Task data
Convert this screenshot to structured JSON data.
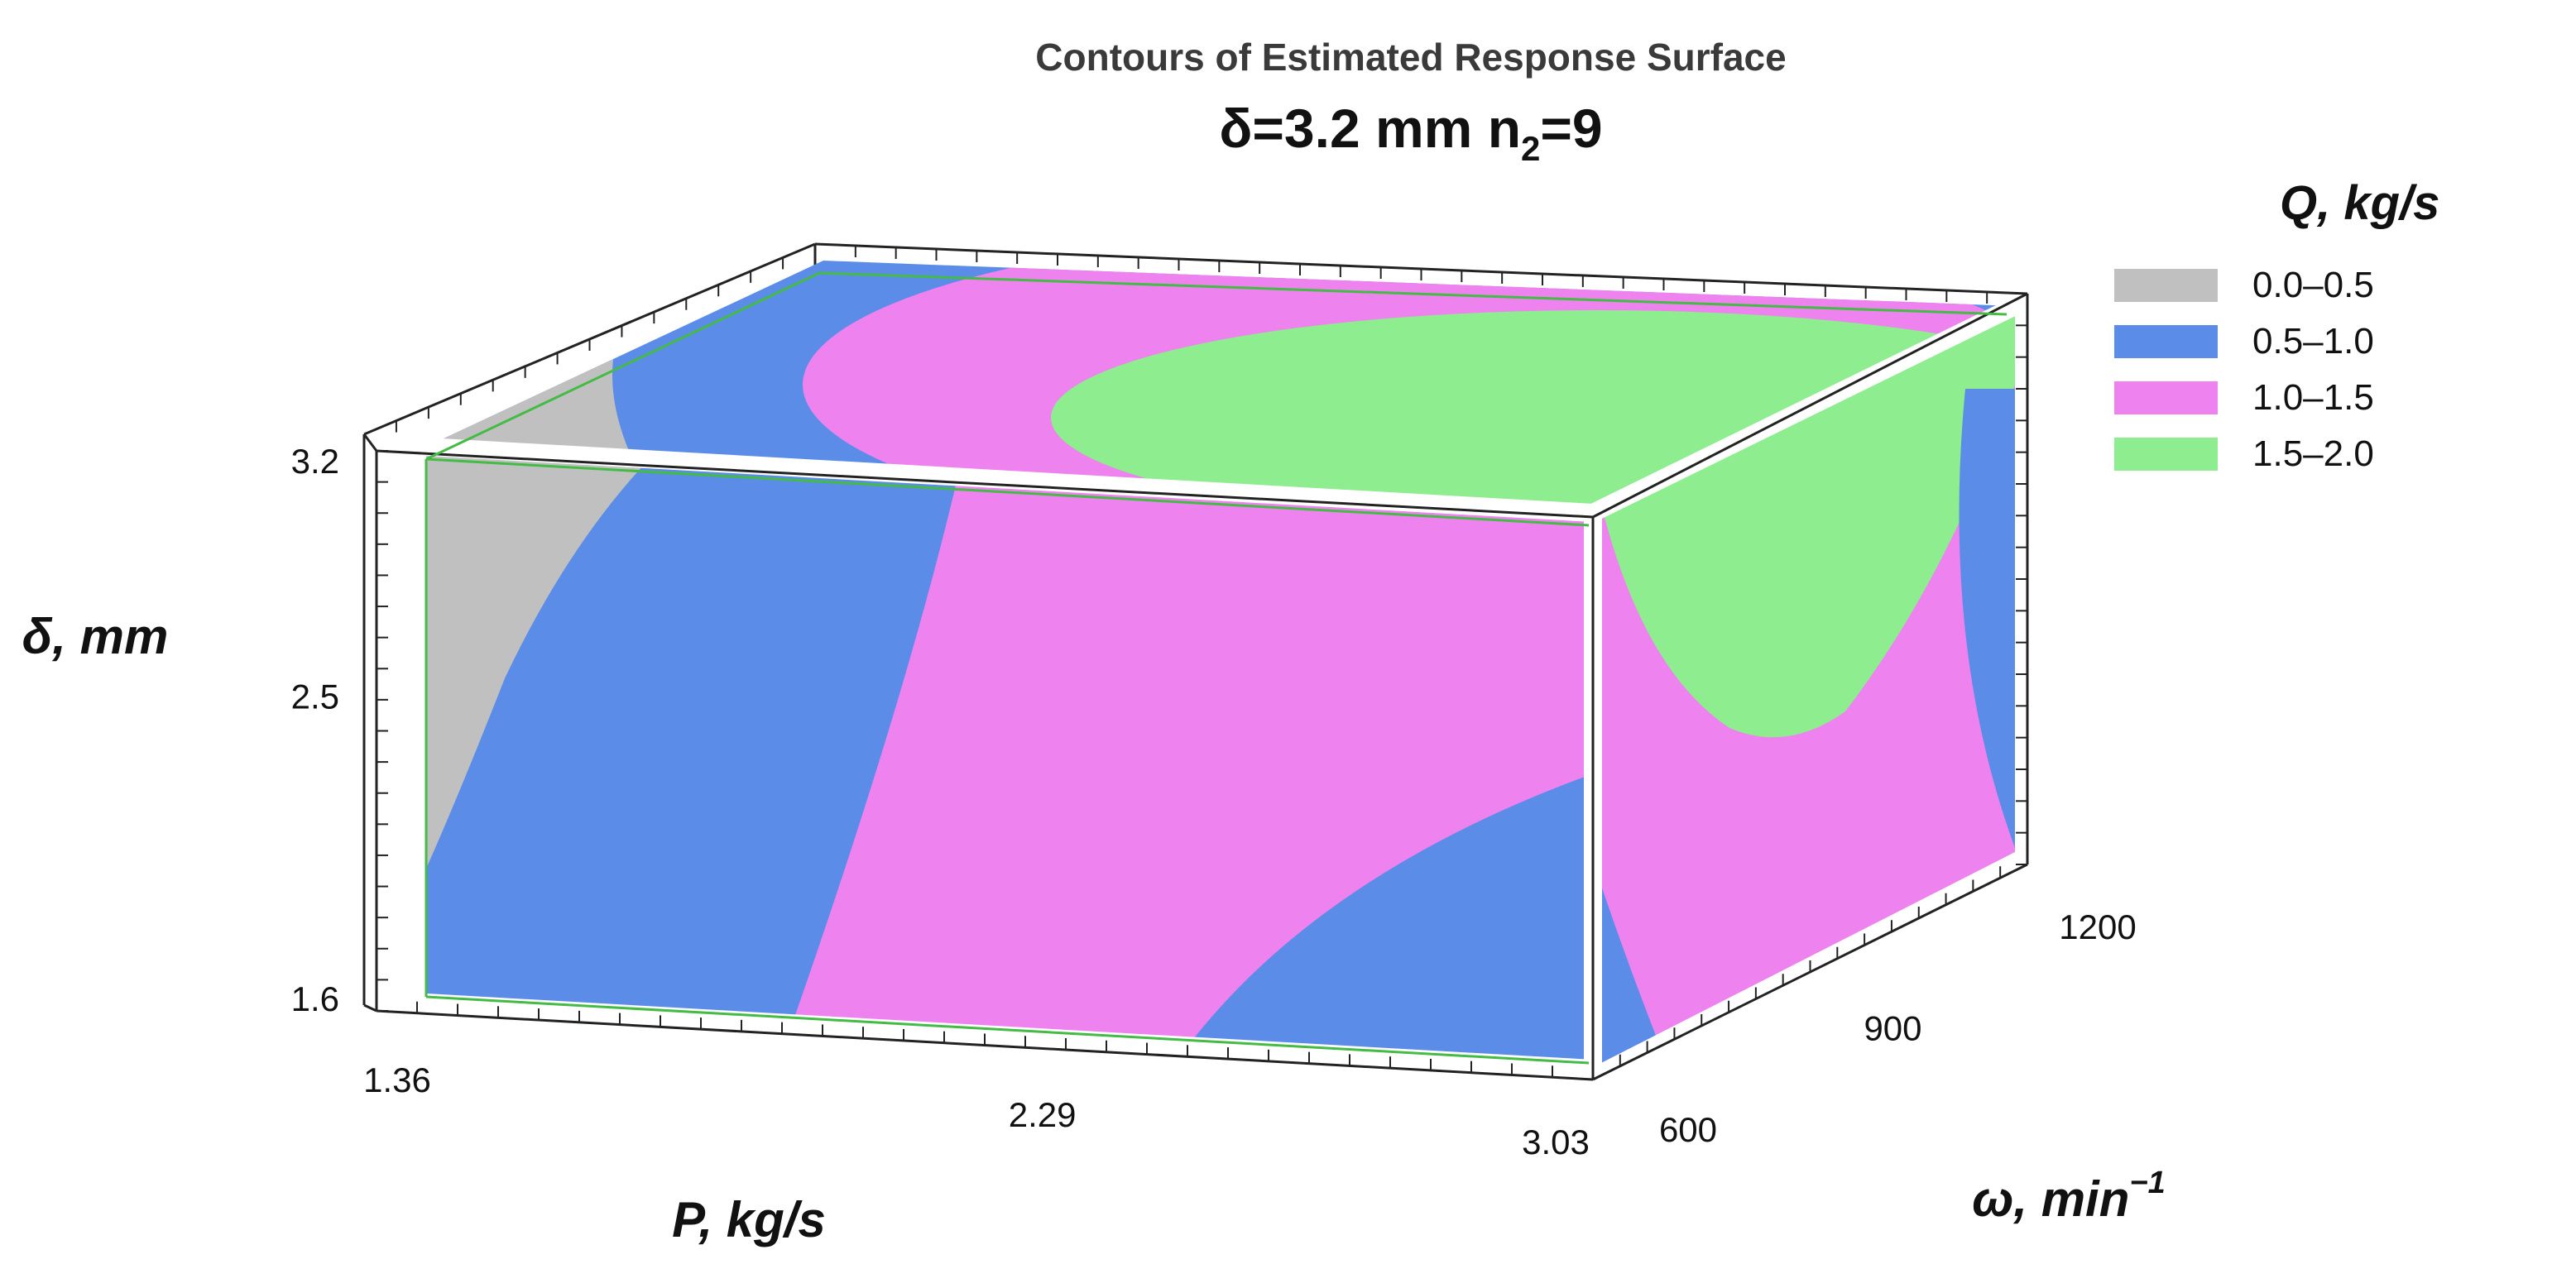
{
  "chart_data": {
    "type": "3d-contour-box",
    "title": "Contours of Estimated Response Surface",
    "subtitle": {
      "prefix": "δ=3.2 mm   n",
      "subscript": "2",
      "suffix": "=9"
    },
    "axes": {
      "x": {
        "label": "P, kg/s",
        "ticks": [
          "1.36",
          "2.29",
          "3.03"
        ],
        "range": [
          1.36,
          3.03
        ]
      },
      "y": {
        "label": "δ, mm",
        "ticks": [
          "1.6",
          "2.5",
          "3.2"
        ],
        "range": [
          1.6,
          3.2
        ]
      },
      "z": {
        "label_base": "ω, min",
        "label_sup": "−1",
        "ticks": [
          "600",
          "900",
          "1200"
        ],
        "range": [
          600,
          1200
        ]
      }
    },
    "legend": {
      "title": "Q, kg/s",
      "placement": "right",
      "items": [
        {
          "label": "0.0–0.5",
          "color": "#c0c0c0"
        },
        {
          "label": "0.5–1.0",
          "color": "#5b8de8"
        },
        {
          "label": "1.0–1.5",
          "color": "#ee82ee"
        },
        {
          "label": "1.5–2.0",
          "color": "#8eed8e"
        }
      ]
    },
    "colors": {
      "frame_edge": "#44bb44",
      "box_line": "#222222",
      "gap": "#ffffff"
    }
  }
}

Task brief
Your copy should match the entries exactly, minus the pictures.

The completed task
Convert this screenshot to structured JSON data.
{
  "chart_data": {
    "type": "3d-contour-box",
    "title": "Contours of Estimated Response Surface",
    "subtitle": {
      "prefix": "δ=3.2 mm   n",
      "subscript": "2",
      "suffix": "=9"
    },
    "axes": {
      "x": {
        "label": "P, kg/s",
        "ticks": [
          "1.36",
          "2.29",
          "3.03"
        ],
        "range": [
          1.36,
          3.03
        ]
      },
      "y": {
        "label": "δ, mm",
        "ticks": [
          "1.6",
          "2.5",
          "3.2"
        ],
        "range": [
          1.6,
          3.2
        ]
      },
      "z": {
        "label_base": "ω, min",
        "label_sup": "−1",
        "ticks": [
          "600",
          "900",
          "1200"
        ],
        "range": [
          600,
          1200
        ]
      }
    },
    "legend": {
      "title": "Q, kg/s",
      "placement": "right",
      "items": [
        {
          "label": "0.0–0.5",
          "color": "#c0c0c0"
        },
        {
          "label": "0.5–1.0",
          "color": "#5b8de8"
        },
        {
          "label": "1.0–1.5",
          "color": "#ee82ee"
        },
        {
          "label": "1.5–2.0",
          "color": "#8eed8e"
        }
      ]
    },
    "colors": {
      "frame_edge": "#44bb44",
      "box_line": "#222222",
      "gap": "#ffffff"
    }
  }
}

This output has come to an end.